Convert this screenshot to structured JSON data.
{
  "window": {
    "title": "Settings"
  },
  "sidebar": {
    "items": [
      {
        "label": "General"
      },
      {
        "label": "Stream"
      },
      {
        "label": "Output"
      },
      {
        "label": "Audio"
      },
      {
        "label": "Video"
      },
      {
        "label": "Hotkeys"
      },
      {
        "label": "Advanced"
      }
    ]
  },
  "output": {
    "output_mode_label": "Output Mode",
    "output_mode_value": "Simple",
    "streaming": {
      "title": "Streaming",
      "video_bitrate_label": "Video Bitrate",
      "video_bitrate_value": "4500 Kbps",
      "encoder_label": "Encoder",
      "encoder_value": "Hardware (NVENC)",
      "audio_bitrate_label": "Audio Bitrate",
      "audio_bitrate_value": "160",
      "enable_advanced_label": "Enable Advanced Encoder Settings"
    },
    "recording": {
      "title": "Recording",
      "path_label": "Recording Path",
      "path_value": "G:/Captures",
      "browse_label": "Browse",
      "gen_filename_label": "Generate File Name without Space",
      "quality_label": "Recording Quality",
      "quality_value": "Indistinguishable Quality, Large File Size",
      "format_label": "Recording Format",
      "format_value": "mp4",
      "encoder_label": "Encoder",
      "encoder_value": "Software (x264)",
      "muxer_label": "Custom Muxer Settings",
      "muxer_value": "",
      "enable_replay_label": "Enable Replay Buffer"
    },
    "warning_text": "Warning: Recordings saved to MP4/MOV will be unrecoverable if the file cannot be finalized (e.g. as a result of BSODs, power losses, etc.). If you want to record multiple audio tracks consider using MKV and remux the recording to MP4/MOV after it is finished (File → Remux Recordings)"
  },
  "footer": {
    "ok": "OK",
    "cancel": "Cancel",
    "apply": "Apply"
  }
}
────────────────
=== WORK TO COMPLETE ===
Locate the word "Advanced" in the data above. Copy every line carrying it.

=== REPLY TO THE EXERCISE ===
        "label": "Advanced"
      "enable_advanced_label": "Enable Advanced Encoder Settings"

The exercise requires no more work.